Go through the lines below. Copy those with "page".
.....
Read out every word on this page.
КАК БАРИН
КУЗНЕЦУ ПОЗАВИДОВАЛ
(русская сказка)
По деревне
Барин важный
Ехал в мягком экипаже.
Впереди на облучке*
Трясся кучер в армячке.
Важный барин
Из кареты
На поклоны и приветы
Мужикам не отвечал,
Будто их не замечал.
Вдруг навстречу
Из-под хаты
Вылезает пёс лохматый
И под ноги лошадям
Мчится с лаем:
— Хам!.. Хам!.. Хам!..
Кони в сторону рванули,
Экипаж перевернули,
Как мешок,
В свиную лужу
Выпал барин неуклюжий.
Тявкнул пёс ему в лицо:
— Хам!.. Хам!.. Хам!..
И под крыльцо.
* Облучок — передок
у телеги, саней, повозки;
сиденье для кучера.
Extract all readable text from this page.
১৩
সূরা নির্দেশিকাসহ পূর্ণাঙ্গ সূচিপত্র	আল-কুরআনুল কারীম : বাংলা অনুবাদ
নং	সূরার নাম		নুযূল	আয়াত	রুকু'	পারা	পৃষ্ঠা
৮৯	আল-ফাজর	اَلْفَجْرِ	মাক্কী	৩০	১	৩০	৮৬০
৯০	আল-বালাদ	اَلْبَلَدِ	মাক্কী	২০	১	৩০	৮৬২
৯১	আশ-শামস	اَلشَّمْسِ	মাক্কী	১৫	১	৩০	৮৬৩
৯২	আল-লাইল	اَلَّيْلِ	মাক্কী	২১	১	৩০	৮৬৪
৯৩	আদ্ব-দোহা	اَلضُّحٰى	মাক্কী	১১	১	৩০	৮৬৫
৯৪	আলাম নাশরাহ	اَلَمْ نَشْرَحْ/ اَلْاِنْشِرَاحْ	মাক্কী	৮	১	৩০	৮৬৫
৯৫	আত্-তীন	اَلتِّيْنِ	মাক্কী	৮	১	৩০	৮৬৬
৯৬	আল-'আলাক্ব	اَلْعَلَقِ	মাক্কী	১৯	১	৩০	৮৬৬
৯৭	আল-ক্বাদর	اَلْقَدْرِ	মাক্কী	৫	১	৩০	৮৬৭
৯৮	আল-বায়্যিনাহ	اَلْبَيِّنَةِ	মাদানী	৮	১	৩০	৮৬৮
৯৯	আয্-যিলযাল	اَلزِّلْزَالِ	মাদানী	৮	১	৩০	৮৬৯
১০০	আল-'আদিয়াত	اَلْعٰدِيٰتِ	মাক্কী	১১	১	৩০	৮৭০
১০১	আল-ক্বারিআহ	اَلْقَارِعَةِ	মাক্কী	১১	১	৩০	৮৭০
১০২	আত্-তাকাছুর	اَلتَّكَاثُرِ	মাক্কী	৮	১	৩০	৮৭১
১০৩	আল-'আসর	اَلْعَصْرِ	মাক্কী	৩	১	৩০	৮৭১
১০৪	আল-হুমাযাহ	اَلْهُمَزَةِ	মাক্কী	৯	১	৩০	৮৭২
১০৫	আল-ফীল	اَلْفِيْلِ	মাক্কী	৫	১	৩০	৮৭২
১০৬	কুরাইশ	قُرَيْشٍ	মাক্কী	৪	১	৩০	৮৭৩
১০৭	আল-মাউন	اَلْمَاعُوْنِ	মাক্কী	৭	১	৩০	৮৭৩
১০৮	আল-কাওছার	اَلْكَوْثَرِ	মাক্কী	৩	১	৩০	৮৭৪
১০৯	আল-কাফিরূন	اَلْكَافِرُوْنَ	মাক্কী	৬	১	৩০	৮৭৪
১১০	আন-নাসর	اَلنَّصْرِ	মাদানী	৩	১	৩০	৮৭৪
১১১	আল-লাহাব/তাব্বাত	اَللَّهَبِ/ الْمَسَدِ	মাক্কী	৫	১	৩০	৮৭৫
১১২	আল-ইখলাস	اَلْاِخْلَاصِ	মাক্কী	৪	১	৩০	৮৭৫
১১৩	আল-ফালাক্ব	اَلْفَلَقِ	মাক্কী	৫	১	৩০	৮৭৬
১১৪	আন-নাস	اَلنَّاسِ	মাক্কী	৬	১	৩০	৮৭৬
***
.....
#### In response
Read out every word on this page.
Extract all readable text from this page.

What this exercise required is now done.